EXERCISE TASK:
Report the number of lines containing "ylabel", with no other words.

LISTING:
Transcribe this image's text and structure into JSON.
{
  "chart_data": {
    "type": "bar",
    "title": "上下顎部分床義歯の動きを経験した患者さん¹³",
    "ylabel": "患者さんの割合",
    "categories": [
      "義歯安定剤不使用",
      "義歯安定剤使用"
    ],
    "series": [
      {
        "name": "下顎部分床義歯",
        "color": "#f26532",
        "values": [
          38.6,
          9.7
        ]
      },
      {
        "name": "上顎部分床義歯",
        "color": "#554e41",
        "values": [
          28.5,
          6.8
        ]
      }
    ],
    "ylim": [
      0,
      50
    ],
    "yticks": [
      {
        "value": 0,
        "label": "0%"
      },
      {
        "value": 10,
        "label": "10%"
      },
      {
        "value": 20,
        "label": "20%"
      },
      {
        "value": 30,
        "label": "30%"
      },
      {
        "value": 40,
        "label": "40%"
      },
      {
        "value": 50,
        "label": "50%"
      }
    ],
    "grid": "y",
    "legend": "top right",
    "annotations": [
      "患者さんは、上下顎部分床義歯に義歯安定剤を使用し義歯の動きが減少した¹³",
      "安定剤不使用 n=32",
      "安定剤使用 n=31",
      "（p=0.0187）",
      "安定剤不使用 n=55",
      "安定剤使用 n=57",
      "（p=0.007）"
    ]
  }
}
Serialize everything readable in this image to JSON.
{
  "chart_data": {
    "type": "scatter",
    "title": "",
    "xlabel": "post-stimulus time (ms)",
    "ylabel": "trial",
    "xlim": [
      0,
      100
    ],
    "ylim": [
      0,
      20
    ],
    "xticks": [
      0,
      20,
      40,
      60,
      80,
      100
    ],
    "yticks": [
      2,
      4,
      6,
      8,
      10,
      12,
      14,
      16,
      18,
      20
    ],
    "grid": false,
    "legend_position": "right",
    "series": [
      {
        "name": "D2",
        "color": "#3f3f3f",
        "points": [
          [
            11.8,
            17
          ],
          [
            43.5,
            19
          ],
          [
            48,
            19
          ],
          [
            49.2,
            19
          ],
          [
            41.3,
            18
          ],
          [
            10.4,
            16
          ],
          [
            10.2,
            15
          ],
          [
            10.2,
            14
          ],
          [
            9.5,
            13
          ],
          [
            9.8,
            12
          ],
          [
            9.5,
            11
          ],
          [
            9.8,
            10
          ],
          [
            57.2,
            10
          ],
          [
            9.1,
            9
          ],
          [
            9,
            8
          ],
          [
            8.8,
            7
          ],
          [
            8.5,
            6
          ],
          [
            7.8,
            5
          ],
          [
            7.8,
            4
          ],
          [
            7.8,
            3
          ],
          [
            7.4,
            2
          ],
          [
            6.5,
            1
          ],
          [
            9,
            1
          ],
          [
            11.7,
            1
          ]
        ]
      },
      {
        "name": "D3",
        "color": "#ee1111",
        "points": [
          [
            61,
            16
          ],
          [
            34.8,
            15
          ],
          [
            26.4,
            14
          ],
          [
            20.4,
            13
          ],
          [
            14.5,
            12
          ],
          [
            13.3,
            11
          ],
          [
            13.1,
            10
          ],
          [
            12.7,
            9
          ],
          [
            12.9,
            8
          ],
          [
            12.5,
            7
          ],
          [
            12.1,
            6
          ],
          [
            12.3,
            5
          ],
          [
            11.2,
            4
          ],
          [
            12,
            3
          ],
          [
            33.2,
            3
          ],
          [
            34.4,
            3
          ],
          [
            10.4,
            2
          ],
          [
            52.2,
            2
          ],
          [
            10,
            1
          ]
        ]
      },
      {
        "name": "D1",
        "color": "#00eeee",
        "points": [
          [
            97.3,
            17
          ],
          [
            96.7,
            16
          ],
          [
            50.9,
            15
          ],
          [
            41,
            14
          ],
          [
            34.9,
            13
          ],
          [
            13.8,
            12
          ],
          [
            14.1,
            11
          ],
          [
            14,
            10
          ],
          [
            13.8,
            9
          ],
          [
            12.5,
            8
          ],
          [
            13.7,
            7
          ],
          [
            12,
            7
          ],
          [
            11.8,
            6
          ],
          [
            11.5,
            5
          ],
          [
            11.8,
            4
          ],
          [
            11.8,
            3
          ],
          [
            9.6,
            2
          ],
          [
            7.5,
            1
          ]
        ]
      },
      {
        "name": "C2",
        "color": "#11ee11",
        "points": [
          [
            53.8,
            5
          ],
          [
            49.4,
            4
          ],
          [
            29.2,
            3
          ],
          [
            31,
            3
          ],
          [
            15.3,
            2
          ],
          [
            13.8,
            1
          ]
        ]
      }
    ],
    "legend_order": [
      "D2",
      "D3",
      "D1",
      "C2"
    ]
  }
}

==

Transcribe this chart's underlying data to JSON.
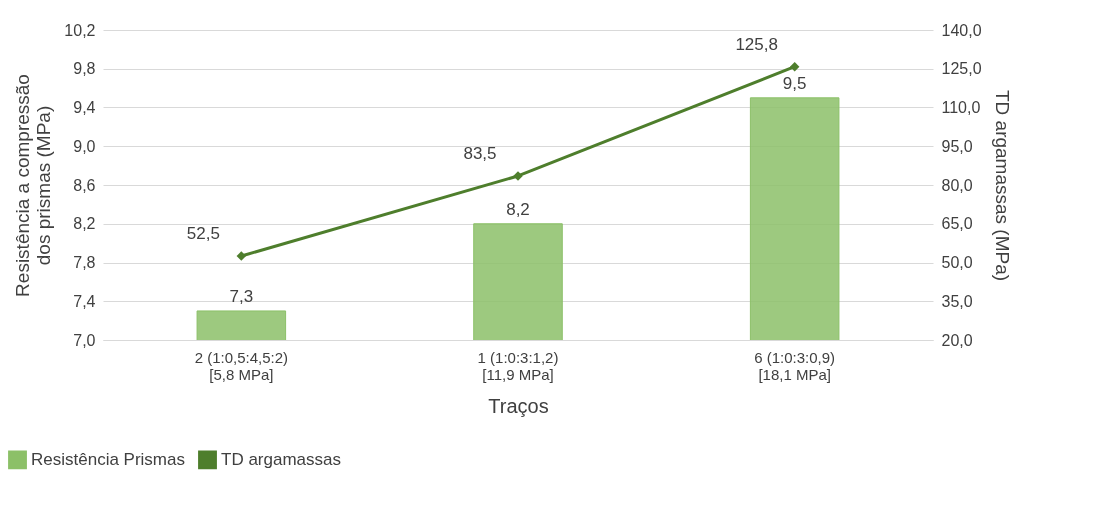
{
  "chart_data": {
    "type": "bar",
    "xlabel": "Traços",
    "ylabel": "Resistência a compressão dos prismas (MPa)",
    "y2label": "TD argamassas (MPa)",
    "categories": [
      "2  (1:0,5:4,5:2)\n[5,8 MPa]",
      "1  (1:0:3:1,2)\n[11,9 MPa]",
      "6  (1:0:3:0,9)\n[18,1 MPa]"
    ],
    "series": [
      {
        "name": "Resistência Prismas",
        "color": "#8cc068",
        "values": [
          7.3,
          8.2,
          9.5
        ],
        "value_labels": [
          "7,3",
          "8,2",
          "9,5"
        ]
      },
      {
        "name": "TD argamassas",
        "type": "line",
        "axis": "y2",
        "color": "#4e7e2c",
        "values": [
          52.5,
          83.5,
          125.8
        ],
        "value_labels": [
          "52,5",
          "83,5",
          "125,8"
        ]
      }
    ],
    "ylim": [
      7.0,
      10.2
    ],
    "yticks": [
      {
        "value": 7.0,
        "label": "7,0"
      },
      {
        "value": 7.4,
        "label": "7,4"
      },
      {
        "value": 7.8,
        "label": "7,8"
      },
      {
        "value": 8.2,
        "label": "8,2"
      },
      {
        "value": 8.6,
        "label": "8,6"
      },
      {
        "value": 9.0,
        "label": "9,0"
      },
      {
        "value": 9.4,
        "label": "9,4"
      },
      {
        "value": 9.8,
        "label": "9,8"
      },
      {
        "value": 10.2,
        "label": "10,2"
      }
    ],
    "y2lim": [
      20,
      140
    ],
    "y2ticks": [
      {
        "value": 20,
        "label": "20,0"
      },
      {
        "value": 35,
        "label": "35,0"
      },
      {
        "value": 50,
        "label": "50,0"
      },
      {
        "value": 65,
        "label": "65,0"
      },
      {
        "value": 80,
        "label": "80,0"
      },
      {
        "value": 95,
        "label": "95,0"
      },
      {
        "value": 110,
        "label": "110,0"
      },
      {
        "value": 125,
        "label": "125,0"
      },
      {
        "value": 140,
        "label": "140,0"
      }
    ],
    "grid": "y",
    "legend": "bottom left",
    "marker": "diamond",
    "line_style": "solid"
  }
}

RESPONSE BELOW:
3